* **STATED PROBLEM**: Extract each line bearing the word "Черное".

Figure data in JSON
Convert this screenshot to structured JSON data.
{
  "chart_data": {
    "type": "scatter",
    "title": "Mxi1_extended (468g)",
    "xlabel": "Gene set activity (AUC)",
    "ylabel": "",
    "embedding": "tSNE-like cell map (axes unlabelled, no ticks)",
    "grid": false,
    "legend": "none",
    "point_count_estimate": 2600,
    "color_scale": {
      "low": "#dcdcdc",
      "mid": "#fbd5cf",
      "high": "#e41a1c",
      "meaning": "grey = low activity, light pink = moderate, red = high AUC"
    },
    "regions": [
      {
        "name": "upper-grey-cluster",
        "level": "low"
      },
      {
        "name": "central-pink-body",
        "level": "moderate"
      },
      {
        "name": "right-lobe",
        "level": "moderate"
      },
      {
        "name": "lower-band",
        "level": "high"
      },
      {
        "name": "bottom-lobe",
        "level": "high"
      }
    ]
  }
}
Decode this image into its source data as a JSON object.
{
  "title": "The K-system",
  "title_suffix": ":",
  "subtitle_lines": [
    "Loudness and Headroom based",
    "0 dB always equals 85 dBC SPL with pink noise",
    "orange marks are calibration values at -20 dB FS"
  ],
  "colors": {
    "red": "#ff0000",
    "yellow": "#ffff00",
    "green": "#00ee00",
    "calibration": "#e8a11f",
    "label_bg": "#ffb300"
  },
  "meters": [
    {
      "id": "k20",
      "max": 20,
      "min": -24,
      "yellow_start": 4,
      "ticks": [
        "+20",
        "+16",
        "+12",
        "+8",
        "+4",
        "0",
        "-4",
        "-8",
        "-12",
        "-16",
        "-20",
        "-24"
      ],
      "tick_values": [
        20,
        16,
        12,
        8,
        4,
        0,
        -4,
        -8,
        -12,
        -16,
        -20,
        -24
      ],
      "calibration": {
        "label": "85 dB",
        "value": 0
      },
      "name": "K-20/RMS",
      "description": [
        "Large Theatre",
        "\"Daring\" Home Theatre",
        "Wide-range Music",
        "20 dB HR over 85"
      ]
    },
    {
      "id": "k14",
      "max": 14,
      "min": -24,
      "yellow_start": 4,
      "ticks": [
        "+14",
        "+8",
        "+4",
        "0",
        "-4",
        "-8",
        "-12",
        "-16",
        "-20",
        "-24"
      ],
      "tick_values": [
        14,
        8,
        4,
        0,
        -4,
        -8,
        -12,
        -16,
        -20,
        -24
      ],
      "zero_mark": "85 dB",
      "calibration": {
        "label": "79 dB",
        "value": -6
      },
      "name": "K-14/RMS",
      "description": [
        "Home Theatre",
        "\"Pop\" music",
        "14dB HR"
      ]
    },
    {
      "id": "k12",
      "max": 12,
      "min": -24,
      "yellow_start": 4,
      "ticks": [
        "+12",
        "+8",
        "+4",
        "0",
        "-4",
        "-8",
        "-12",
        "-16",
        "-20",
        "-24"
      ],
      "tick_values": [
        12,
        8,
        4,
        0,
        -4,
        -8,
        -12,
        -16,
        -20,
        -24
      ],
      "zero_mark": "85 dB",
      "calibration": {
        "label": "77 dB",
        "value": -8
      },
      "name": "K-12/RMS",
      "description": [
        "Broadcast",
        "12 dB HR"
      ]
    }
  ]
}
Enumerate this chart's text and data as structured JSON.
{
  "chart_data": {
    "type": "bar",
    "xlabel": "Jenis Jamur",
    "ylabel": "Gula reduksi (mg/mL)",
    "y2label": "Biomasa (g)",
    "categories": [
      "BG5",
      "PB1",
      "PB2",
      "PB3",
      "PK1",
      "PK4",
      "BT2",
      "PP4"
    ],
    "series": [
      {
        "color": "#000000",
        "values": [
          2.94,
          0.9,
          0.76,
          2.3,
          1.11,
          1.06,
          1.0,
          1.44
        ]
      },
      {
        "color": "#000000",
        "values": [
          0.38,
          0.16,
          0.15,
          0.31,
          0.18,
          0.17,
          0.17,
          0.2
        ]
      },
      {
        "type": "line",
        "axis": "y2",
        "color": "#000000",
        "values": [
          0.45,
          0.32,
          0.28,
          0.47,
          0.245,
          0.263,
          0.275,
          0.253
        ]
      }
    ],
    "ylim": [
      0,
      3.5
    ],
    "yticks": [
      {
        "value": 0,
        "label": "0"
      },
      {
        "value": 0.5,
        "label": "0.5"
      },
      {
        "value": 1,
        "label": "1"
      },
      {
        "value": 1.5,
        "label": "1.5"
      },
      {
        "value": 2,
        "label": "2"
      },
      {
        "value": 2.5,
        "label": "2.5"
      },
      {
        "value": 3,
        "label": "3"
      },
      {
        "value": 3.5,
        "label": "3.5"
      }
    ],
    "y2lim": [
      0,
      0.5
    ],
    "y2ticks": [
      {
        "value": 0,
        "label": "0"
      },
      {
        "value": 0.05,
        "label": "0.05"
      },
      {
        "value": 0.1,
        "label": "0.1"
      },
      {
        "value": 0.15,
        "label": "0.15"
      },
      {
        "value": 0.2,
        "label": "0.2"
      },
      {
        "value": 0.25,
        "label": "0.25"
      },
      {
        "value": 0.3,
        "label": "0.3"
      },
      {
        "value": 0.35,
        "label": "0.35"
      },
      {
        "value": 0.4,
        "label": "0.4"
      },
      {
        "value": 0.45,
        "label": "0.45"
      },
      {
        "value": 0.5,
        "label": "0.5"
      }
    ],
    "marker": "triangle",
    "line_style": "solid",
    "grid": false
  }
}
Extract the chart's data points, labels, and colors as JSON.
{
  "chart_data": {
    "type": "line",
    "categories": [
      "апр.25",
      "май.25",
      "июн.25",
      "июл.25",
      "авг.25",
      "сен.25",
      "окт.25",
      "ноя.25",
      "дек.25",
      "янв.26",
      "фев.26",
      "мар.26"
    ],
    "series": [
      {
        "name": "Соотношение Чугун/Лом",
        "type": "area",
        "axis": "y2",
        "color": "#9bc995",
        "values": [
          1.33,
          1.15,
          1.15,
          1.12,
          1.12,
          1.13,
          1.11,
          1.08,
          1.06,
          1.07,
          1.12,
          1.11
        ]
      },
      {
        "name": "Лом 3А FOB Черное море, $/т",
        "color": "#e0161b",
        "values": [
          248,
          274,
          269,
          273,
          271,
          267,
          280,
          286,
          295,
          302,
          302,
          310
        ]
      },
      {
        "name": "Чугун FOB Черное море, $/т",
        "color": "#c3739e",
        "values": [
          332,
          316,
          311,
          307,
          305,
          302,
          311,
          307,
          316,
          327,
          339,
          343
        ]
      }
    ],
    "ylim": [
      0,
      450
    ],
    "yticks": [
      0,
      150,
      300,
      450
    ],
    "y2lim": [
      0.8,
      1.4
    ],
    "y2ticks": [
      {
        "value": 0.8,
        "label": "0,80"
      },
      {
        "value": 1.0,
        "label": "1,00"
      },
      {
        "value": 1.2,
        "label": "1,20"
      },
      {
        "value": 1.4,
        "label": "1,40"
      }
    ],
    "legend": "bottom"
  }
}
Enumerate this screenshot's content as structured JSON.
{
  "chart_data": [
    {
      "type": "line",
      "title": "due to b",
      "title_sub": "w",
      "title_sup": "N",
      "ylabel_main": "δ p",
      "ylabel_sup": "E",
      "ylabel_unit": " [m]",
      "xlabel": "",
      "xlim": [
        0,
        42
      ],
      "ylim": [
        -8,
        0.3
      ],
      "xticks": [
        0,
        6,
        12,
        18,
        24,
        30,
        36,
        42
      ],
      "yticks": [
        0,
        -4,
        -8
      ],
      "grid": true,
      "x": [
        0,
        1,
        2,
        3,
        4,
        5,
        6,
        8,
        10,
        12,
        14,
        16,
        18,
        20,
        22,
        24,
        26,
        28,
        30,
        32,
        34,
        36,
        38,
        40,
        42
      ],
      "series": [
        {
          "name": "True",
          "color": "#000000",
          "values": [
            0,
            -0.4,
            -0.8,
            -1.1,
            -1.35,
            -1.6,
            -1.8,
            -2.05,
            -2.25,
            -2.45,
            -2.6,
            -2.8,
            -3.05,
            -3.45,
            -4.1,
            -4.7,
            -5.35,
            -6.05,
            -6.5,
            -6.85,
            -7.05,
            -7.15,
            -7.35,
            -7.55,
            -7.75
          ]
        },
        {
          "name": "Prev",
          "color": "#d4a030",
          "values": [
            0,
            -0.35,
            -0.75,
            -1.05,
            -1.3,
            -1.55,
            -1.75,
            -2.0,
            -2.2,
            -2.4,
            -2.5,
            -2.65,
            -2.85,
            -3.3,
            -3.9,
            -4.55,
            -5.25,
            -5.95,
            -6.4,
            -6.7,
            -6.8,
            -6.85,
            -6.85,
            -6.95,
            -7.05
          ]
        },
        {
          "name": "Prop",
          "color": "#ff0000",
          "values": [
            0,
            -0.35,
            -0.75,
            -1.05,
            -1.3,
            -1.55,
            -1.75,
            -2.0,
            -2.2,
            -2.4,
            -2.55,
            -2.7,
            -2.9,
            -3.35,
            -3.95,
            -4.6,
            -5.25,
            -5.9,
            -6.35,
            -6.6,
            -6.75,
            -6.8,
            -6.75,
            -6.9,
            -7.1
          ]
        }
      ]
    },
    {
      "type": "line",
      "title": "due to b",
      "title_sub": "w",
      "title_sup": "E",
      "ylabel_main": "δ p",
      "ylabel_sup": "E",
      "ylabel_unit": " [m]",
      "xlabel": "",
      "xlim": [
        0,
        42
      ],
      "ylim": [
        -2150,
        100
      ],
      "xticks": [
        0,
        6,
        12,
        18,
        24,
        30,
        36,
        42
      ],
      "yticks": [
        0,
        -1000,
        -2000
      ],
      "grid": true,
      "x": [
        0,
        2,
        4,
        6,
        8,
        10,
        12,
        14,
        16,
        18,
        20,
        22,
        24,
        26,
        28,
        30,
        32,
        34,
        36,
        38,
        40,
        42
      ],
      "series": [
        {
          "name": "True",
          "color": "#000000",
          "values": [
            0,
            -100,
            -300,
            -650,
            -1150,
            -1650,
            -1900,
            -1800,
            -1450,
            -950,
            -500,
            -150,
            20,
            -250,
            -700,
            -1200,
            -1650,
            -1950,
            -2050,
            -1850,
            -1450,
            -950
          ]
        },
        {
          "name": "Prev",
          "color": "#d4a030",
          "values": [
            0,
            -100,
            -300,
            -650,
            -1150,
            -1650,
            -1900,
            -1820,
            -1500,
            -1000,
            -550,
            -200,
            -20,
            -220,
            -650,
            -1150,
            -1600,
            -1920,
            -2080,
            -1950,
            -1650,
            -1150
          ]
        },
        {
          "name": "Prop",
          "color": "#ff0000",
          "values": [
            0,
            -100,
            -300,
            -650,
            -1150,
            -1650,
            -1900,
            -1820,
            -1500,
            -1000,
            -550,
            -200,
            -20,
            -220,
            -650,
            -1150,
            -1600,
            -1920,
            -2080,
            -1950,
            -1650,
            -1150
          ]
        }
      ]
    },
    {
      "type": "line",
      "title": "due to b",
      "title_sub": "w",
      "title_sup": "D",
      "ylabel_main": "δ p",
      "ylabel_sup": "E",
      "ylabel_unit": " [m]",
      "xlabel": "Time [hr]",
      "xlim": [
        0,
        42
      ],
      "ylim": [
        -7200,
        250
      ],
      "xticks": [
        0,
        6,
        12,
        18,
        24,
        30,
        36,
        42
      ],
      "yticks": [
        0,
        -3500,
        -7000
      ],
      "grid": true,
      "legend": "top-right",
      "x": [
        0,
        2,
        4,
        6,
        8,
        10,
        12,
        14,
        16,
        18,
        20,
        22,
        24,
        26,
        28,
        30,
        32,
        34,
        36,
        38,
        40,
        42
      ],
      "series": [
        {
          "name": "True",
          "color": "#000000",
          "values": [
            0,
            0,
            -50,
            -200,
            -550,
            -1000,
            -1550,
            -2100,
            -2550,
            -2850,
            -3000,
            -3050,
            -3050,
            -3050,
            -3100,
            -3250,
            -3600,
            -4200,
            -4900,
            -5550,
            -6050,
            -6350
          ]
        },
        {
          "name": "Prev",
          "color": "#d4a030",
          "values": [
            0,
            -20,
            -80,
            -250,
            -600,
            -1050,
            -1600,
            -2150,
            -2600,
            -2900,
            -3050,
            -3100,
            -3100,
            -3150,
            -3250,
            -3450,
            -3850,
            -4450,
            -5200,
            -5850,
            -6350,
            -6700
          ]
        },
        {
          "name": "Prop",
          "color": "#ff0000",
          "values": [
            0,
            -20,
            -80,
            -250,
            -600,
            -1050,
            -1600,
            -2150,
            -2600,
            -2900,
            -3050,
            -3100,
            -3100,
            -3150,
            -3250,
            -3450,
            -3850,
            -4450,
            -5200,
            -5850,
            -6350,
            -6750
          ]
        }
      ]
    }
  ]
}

* **TASK ANSWER**:
        "name": "Лом 3А FOB Черное море, $/т",
        "name": "Чугун FOB Черное море, $/т",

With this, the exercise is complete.